▶ [Exercice écrit 1]:
Répondez à ces questions sur le texte cité :
(a) Quel âge a Stephanie LaCava ?
(b) Dans quelle commune de la région parisienne sa famille s'installe-t-elle quand elle a 12 ans ?
(c) Qui illustre les fiches descriptives du livre ?

▶ [Texte cité]:
___

Mémoires d’une Outsider à Paris par Stephanie LaCava
« Collecting information and talismans is a way of exercising magical control. You can hold a lucky charm and know everything about nature’s creatures yet still be terribly lonely » Stephanie LaCava
Par ces jours de grand froid, j’ai reçu de New-York une formidable bouffée de chaleur humaine, un condensé de petit bonheur par la poste. Ouvrant mon colis, je découvrais fébrile un ravissant objet de curiosité, un petit livre vert d’eau aux pages inégalement coupées couvertes d’illustrations. « An Extraordinary Theory of Objects – A Memoir of an Outsider in Paris » par Stephanie LaCava se présentait devant moi de la plus belle façon. Une formidable pépite inhabituelle et parfois déroutante à l’image de son auteur. Dès les premières pages, je fus conquise par ses mots et sa clairvoyance.
Stephanie LaCava. Pétillante rousse toujours magnifiquement apprêtée, cette jeune journaliste de mode de 28 ans – Vogue US, The New York Times Style Magazine – blogueuse et activiste dans l’art contemporain, ne cesse de nous distiller sa fraîcheur à chaque Fashion Week. Mais 28 ans, n’est-ce-pas un peu jeune pour écrire ses mémoires, me direz-vous ?
Plus que des mémoires, ces quelques instantanés de vie, cette plongée dans ses souvenirs d’adolescence au délicieux goût de Madeleines de Proust ont fait mouche. En effet, qui ne sait jamais senti différent(e) pendant l’adolescence, laissé(e) pour compte, jamais au bon endroit au bon moment ? Plutôt que de s’apitoyer sur son sort, elle a préféré assumer son étrangeté de la plus belle des façons, en nous la présentant de la plus belle des manières, celle d’un cabinet de curiosité littéraire.
Petite fille, Stephanie LaCava avait clairement conscience de sa différence mais n’en avait cure, préférant l’humour à la mélancolie : « I was always strange. Born with red hair to parents without it, I always thought I was a changeling – swapped at birth because some perfect couple knew they didn’t want me, even before I could talk, before I could tell they were right« .
A l’âge de 12 ans, le travail assez mystérieux de son père a entraîné toute la petite famille dans une banlieue cossue de la région parisienne : Le Vésinet. Déracinée, plus tout à fait Américaine et pas tout à fait Française, l’adolescente s’est sentie non seulement seule mais également isolée et sombra dans la dépression.
Pour affronter ses années difficiles d’expatriation, l’adolescente américaine s’est alors mise à collectionner des talismans, sorte de reliques pour le moins étranges, jusqu’à composer un cabinet de curiosité intime et pseudo-magique : une dent de baleine sculptée, un cardigan miteux qui n’est plus que l’ombre de lui-même, des scarabées, des violettes, des champignons…
Ce reliquaire assez baroque est raconté dans ce livre à travers des fiches descriptives, cartels d’une exposition imaginaire, abondamment annotées et délicatement illustrées par Matthew Nelson, mari de la créatrice de bijoux new-yorkaise Pamela Love.

___

▶ [Exercice écrit 2]:
Recopiez telles quelles les lignes de la liste ci-dessous, de la toute première jusqu'à celle qui contient « period-cell: 2866: [180, 286, 250, 315] », celle-ci comprise.

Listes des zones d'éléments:
___

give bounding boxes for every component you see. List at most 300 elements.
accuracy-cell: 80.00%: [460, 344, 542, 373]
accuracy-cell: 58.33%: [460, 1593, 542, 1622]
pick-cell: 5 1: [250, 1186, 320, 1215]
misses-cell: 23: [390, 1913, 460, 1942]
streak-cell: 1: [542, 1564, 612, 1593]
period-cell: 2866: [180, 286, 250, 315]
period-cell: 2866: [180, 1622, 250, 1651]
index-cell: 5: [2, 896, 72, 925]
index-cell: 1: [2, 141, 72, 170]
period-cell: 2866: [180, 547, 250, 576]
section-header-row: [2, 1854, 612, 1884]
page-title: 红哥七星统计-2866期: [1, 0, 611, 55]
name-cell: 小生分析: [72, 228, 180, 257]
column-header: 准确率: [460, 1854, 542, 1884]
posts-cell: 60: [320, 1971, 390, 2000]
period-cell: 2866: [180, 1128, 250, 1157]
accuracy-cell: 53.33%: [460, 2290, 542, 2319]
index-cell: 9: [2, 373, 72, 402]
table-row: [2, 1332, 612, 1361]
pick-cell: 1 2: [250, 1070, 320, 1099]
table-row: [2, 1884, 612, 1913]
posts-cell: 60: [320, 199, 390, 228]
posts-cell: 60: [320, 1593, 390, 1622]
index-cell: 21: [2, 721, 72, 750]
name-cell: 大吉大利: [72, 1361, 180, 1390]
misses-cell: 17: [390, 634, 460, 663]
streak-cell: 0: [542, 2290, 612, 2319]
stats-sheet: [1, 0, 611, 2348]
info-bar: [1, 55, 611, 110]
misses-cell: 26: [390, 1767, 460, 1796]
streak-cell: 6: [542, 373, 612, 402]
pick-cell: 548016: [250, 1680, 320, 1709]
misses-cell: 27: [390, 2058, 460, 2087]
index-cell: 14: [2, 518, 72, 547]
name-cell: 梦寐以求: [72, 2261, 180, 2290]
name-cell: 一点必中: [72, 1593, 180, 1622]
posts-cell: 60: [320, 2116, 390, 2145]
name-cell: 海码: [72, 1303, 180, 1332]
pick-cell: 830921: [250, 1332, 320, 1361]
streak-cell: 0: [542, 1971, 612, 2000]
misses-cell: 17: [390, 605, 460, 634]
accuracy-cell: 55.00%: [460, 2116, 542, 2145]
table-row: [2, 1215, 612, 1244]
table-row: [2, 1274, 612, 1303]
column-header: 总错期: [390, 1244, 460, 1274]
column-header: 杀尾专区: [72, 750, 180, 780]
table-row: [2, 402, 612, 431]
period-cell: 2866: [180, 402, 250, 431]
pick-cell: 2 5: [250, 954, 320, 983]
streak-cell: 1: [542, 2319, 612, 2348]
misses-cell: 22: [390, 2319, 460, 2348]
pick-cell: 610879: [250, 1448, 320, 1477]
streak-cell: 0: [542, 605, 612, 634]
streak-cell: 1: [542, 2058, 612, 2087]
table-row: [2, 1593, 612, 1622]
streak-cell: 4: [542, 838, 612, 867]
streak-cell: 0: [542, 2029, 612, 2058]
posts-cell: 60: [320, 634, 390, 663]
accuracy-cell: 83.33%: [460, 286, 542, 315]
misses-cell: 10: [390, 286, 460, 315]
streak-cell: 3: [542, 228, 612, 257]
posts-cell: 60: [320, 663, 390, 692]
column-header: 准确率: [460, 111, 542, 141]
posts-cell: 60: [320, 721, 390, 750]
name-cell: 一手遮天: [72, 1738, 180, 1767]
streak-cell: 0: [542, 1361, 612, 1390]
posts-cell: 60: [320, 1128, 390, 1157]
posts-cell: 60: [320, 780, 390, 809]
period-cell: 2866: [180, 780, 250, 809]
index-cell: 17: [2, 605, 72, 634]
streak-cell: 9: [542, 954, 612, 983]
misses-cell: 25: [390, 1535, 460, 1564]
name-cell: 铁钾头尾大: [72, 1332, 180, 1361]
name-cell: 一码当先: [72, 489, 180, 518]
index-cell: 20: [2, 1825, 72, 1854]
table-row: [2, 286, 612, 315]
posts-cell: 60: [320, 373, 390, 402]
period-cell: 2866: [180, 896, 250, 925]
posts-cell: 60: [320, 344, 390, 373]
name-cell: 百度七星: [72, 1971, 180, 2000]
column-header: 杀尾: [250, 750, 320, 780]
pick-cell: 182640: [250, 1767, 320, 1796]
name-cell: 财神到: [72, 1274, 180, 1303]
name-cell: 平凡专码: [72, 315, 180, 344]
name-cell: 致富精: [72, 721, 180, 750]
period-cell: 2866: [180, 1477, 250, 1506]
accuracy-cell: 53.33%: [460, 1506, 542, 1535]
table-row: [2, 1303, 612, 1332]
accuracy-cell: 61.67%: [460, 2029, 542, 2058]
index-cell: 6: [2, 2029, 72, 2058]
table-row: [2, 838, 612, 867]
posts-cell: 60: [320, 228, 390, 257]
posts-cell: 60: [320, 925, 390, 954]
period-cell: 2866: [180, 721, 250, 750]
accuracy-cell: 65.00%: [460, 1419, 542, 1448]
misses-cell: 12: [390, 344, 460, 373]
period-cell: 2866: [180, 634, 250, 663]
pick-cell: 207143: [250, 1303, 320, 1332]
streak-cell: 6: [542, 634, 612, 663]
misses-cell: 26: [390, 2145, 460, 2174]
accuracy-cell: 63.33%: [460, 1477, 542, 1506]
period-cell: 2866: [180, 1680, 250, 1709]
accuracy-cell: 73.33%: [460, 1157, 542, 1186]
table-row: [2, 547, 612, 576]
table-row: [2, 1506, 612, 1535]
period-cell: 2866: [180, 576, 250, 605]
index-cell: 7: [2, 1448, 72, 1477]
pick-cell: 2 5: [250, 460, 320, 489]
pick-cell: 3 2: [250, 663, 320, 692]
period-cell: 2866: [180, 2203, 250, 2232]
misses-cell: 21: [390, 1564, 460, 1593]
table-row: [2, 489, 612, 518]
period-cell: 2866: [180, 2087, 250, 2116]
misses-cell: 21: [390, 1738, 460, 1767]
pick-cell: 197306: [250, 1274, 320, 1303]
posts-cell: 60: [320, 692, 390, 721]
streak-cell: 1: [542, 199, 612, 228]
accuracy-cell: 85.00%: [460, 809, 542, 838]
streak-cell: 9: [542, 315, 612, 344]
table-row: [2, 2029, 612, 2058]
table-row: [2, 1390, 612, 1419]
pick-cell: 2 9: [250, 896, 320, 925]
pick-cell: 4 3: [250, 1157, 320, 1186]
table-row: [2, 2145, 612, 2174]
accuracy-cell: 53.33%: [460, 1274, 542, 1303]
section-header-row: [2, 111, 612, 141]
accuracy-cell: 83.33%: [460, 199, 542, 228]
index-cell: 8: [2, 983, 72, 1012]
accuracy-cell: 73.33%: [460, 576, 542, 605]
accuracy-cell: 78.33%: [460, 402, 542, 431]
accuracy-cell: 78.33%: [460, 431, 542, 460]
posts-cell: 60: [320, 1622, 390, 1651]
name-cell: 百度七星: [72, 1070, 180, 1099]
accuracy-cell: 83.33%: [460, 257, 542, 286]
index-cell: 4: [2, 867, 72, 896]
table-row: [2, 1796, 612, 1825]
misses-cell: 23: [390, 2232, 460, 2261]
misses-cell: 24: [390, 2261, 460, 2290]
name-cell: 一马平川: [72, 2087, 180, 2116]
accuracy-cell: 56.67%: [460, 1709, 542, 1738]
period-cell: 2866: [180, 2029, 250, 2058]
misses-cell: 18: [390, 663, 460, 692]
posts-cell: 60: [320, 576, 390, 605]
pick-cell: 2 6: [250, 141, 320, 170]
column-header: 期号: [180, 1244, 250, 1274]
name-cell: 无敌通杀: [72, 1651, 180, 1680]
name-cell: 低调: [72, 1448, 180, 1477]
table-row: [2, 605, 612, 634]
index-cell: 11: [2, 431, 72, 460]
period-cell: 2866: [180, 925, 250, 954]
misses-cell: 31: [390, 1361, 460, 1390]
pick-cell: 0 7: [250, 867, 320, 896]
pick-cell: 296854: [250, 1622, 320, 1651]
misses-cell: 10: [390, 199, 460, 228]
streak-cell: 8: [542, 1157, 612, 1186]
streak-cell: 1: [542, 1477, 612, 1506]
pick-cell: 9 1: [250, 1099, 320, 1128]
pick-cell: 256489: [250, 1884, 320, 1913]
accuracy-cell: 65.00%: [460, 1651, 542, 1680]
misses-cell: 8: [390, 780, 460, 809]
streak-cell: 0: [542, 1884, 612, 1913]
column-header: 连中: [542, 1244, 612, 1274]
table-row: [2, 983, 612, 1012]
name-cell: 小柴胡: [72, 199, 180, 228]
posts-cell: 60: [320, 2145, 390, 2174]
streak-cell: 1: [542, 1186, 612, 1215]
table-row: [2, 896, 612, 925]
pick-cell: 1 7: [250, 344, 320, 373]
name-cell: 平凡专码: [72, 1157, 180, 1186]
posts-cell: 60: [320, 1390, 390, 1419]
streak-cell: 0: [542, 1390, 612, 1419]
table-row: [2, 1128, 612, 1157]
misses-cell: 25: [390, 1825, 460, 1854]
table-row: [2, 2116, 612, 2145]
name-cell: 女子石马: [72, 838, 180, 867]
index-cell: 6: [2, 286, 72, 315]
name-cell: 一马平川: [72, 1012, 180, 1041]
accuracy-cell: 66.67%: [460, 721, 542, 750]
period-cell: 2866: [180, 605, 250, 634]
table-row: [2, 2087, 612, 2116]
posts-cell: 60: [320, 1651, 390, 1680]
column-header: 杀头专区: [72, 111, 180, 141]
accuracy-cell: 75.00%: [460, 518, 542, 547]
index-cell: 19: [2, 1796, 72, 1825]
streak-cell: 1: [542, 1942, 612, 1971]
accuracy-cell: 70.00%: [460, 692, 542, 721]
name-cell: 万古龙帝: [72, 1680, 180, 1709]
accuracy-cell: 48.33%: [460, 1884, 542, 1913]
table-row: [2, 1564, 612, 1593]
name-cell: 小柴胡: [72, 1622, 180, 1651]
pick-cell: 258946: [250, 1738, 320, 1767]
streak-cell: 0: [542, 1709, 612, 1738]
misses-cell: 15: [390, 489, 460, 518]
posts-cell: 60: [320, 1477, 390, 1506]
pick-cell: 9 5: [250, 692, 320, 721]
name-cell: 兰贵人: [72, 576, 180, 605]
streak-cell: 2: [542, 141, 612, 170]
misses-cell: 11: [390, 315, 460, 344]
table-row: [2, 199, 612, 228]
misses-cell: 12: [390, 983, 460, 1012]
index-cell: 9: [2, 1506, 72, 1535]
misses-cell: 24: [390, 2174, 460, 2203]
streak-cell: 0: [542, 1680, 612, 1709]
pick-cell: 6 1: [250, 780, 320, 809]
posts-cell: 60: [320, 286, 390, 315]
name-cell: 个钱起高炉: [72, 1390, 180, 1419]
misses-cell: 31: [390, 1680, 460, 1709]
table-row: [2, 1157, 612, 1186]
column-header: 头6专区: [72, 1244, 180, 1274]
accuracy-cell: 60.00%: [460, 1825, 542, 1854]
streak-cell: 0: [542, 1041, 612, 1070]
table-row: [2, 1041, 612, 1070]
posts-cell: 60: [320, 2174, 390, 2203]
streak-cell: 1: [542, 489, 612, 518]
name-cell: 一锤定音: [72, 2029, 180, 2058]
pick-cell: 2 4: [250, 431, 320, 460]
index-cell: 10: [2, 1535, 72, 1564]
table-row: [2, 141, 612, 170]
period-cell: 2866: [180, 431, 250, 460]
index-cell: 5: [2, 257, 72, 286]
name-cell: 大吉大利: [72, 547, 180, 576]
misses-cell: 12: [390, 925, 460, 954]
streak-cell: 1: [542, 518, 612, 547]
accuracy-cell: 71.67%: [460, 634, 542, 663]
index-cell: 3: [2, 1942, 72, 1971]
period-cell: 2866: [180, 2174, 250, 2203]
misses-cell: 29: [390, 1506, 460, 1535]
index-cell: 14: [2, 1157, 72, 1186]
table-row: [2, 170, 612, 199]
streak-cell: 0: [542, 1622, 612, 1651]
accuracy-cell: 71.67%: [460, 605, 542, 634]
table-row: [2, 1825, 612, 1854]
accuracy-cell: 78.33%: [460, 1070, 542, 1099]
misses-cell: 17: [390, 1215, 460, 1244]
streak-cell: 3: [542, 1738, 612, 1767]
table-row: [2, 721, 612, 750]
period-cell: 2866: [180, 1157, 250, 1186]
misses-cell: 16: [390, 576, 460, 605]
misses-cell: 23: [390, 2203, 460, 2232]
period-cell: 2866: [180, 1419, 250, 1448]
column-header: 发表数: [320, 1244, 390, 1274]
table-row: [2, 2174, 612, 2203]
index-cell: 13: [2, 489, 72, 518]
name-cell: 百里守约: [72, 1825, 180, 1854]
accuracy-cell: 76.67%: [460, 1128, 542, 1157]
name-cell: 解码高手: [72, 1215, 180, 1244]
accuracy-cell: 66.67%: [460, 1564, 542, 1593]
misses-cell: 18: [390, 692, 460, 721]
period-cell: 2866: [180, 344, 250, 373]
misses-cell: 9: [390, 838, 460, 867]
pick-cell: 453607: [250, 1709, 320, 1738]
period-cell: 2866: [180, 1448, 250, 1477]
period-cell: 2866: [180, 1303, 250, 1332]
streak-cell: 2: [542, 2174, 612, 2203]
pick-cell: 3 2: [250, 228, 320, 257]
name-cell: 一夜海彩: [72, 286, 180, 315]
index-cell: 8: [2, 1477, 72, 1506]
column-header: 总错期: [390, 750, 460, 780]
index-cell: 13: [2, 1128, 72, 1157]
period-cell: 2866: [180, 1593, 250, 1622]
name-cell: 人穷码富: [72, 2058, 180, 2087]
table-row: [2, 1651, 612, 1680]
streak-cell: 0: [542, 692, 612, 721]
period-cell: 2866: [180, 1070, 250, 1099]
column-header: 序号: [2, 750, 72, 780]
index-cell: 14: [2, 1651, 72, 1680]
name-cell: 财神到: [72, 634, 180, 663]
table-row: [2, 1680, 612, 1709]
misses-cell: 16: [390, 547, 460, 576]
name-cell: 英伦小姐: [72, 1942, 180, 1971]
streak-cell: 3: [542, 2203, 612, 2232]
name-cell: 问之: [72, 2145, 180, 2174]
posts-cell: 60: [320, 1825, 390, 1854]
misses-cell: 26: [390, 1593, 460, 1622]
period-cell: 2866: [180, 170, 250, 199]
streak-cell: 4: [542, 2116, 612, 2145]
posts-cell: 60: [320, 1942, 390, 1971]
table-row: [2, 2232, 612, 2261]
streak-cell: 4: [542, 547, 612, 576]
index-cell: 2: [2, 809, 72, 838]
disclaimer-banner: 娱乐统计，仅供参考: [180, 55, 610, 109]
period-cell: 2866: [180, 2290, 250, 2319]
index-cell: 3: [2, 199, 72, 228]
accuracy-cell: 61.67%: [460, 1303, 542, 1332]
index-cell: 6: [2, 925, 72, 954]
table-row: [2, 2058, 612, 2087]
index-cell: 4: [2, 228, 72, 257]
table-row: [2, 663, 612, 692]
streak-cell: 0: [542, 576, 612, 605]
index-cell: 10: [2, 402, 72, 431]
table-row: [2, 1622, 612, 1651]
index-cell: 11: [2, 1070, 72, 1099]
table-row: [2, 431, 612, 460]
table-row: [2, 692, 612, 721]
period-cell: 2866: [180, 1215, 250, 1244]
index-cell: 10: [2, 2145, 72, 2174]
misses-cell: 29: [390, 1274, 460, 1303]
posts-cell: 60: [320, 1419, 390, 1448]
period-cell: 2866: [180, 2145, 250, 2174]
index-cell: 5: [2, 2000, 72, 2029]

___

▶ [Réponse écrite 1]:
(a) 28 ans.
(b) Le Vésinet.
(c) Matthew Nelson.

▶ [Réponse écrite 2]:
give bounding boxes for every component you see. List at most 300 elements.
accuracy-cell: 80.00%: [460, 344, 542, 373]
accuracy-cell: 58.33%: [460, 1593, 542, 1622]
pick-cell: 5 1: [250, 1186, 320, 1215]
misses-cell: 23: [390, 1913, 460, 1942]
streak-cell: 1: [542, 1564, 612, 1593]
period-cell: 2866: [180, 286, 250, 315]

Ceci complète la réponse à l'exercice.